(Vorliegender Text)
»»

Banken und Beratungsagenturen beschäftigen Spieltheoretiker. Sie versuchen die Strategien von Konkurrenten und Verhandlungspartnern vorauszusagen und bewerten das Risiko von Investitionen oder politischen Entscheidungen. Schon John Nash soll die amerikanische Regierung in der Kubakrise beraten haben. Inwieweit sich John F. Kennedy am Ende auf die Mathematik verlassen hat, kann man heute nur schwer sagen. Tatsächlich lassen sich aber viele komplexe Verhandlungsstrategien durch die Spieltheorie erklären. Ein aktuelles Beispiel dafür sind die Bemühungen von Griechenlands ehemaligem Finanzminister Yanis Varoufakis, übrigens einem ausgewiesenem Spieltheorie-Experten.
Die Verhandlungsstrategie von Yanis Varoufakis in Griechenlandkrise lässt eine Reihe spieltheoretischer Überlegungen erkennen. Auf den ersten Blick erinnerte sein und Wolfgang Schäubles Verhalten an das Feigling-Spiel: Zwei Halbstarke fahren auf der Landstraße aufeinander zu, und wer zuerst ausweicht, verliert. Weicht keiner aus, sind beide tot. Varoufakis selbst erklärte seine Situation einmal mit dem Gefangenen-Dilemma. Zwei Häftlinge stehen vor der Wahl, den anderen zu verraten oder mit längerer Haft für das Schweigen zu bezahlen. Gewinnen kann man nur als Verräter.
Auch die Überlegungen von "CoerciveDeficiency“ lassen sich erkennen. Dabei hat eine Partei von vornherein die schwächere Position und steigert diese Schwäche im Laufe der Verhandlungen noch, um den starken Gegner zu moralischen Zugeständnissen zu bringen.
Auch das Millionen-Spiel würde viele Verhandlungen erklären. Zwei Parteien verhandeln dabei über die Aufteilung von einer Million Euro. Um zu gewinnen, muss man sein Gegenüber überzeugen, dass man alle Angebote mit weniger als 700.000 Euro ablehnt. Das Gegenüber scheut im besten Fall einen Konflikt, bei dem beide Seiten verlieren, und nimmt das Angebot an. 300.000 Euro sind besser als nichts.

««

(Ziel der Übung)
Geben Sie aus dem Text über Spieltheorie die Stelle wörtlich wieder, die bei „Die Verhandlungsstrategie von“ beginnt und bei „Zugeständnissen zu bringen.“ endet. Stützen Sie sich ausschließlich auf den Text.

(Strukturierte Daten zur Seitenanalyse)

»»

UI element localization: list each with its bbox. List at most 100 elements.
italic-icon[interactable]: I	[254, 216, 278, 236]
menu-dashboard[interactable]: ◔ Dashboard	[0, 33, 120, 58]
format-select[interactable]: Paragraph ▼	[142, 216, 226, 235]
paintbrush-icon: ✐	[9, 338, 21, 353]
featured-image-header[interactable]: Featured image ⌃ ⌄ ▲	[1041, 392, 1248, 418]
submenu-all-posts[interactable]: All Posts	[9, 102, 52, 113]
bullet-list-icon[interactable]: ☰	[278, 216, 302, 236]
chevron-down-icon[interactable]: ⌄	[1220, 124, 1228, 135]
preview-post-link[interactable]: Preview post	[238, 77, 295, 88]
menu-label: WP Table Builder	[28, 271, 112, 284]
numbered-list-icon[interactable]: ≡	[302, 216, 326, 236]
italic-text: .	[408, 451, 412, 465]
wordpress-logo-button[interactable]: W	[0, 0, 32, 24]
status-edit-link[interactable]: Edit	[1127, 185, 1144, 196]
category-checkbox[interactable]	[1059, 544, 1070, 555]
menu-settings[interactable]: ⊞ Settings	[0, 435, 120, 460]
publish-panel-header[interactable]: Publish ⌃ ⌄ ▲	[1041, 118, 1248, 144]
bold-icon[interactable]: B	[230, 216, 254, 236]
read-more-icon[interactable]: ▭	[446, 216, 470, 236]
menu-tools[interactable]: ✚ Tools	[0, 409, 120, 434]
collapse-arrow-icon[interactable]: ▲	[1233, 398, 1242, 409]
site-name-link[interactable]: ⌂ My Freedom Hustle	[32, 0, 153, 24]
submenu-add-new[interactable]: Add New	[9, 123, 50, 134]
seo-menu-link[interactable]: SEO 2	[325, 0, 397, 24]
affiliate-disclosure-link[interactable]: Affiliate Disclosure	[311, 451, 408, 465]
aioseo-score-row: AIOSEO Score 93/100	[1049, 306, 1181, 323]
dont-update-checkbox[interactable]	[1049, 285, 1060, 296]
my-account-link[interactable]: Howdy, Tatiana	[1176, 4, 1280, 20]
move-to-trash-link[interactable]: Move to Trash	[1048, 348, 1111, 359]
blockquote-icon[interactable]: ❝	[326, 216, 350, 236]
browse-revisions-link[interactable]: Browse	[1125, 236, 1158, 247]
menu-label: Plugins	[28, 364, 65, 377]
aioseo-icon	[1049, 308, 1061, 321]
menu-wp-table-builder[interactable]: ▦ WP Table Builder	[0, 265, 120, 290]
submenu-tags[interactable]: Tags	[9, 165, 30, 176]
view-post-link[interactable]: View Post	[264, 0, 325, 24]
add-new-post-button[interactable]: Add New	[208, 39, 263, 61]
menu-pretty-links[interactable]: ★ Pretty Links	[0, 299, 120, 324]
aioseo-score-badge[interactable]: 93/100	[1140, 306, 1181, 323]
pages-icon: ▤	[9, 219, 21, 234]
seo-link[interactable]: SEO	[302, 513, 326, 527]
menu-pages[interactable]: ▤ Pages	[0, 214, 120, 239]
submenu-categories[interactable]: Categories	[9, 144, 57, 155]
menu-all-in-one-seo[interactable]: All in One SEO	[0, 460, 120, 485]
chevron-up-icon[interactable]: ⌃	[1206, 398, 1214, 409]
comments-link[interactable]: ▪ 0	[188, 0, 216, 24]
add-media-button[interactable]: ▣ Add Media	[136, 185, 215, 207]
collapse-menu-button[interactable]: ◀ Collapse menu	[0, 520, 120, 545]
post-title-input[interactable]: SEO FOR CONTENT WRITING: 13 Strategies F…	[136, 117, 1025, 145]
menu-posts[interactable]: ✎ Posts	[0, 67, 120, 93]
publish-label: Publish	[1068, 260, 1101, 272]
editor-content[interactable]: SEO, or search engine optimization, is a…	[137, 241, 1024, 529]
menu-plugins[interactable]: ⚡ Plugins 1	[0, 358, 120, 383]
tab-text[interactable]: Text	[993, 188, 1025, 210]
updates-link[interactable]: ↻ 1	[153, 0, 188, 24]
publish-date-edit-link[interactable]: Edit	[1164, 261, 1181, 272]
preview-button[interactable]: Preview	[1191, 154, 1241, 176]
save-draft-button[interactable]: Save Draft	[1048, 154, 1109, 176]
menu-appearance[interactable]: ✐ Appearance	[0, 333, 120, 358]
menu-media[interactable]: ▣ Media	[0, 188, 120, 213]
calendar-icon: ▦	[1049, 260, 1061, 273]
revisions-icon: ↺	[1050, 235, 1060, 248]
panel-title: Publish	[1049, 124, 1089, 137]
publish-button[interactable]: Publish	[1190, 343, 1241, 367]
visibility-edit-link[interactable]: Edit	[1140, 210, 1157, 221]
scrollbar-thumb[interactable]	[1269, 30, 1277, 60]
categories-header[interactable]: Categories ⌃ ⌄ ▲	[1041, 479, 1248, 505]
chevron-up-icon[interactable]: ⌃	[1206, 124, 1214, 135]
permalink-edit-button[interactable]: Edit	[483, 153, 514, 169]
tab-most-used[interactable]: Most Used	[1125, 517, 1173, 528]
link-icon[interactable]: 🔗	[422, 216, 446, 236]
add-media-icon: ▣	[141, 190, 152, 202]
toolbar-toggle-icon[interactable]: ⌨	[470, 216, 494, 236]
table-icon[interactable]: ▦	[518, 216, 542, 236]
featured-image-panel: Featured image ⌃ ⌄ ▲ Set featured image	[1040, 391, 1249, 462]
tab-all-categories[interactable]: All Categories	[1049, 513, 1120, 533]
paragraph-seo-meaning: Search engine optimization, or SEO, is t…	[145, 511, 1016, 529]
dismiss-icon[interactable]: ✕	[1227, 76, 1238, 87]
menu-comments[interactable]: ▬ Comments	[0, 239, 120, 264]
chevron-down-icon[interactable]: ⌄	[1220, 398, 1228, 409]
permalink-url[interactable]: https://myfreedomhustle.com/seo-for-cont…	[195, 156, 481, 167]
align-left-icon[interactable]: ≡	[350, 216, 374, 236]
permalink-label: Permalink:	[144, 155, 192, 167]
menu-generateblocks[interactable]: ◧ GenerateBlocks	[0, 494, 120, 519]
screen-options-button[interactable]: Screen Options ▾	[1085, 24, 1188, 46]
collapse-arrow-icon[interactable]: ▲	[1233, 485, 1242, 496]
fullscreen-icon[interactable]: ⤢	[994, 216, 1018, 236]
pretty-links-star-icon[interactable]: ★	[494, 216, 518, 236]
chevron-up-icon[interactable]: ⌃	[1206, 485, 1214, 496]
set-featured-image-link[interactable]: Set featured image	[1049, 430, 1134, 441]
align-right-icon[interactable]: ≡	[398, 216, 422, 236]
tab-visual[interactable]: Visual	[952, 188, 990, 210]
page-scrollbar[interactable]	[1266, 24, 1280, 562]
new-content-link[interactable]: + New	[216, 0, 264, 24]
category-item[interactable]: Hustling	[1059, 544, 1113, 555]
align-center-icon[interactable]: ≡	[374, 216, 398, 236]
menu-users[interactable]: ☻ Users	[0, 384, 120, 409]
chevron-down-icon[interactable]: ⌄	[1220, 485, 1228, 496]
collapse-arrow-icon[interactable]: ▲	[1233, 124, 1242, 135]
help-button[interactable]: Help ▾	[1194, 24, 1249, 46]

««

(Ihre Antwort)
Die Verhandlungsstrategie von Yanis Varoufakis in Griechenlandkrise lässt eine Reihe spieltheoretischer Überlegungen erkennen. Auf den ersten Blick erinnerte sein und Wolfgang Schäubles Verhalten an das Feigling-Spiel: Zwei Halbstarke fahren auf der Landstraße aufeinander zu, und wer zuerst ausweicht, verliert. Weicht keiner aus, sind beide tot. Varoufakis selbst erklärte seine Situation einmal mit dem Gefangenen-Dilemma. Zwei Häftlinge stehen vor der Wahl, den anderen zu verraten oder mit längerer Haft für das Schweigen zu bezahlen. Gewinnen kann man nur als Verräter.
Auch die Überlegungen von "CoerciveDeficiency“ lassen sich erkennen. Dabei hat eine Partei von vornherein die schwächere Position und steigert diese Schwäche im Laufe der Verhandlungen noch, um den starken Gegner zu moralischen Zugeständnissen zu bringen.